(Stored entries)
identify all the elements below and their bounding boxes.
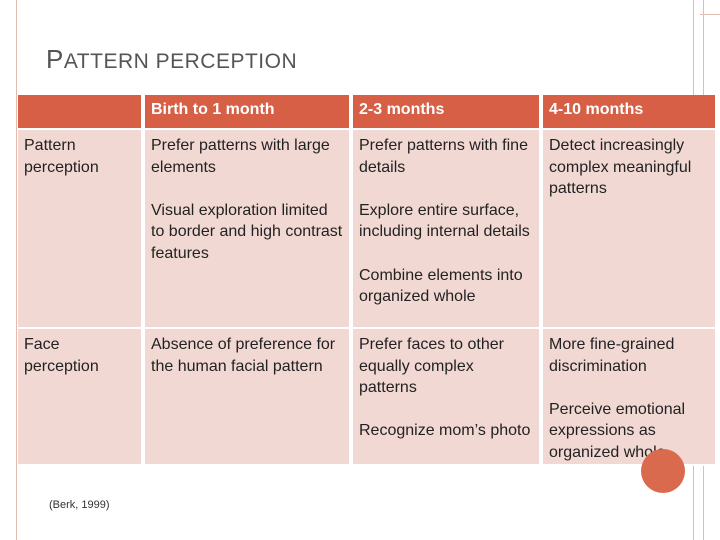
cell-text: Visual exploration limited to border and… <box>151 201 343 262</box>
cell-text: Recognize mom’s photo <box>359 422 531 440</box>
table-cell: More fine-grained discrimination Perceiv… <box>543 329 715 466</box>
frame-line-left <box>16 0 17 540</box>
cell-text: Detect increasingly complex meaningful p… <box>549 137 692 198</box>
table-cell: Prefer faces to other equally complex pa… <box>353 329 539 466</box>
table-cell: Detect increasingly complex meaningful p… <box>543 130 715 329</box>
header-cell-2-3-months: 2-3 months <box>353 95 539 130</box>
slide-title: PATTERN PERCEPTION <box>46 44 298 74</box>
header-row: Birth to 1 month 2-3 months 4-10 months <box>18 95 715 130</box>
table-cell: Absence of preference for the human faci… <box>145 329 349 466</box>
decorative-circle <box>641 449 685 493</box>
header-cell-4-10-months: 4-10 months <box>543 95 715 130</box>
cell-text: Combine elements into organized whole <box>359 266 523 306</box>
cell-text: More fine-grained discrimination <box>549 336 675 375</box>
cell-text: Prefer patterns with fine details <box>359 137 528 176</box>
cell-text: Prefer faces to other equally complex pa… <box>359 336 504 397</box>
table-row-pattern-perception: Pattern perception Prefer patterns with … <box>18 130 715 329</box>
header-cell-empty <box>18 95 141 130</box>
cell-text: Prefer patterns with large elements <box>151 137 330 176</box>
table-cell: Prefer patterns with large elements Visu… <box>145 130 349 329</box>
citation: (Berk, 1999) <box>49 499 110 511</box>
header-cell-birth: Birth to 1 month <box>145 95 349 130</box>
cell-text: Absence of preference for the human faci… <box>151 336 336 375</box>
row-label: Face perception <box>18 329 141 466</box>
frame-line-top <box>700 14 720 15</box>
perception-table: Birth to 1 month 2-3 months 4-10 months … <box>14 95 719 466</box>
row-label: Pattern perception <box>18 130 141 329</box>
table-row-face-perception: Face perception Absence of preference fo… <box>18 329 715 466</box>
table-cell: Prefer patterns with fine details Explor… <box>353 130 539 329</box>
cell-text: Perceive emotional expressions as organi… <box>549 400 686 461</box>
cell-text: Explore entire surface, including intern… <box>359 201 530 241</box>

• **SET PROBLEM**
Copy the lines between the one holding "cell-text: Visual exploration" and the one holding "table-cell: Prefer faces", inclusive, keeping each line exactly as it appears.

• **THE SOLUTION**
cell-text: Visual exploration limited to border and… <box>151 201 343 262</box>
cell-text: Recognize mom’s photo <box>359 422 531 440</box>
table-cell: More fine-grained discrimination Perceiv… <box>543 329 715 466</box>
frame-line-left <box>16 0 17 540</box>
cell-text: Detect increasingly complex meaningful p… <box>549 137 692 198</box>
table-cell: Prefer faces to other equally complex pa… <box>353 329 539 466</box>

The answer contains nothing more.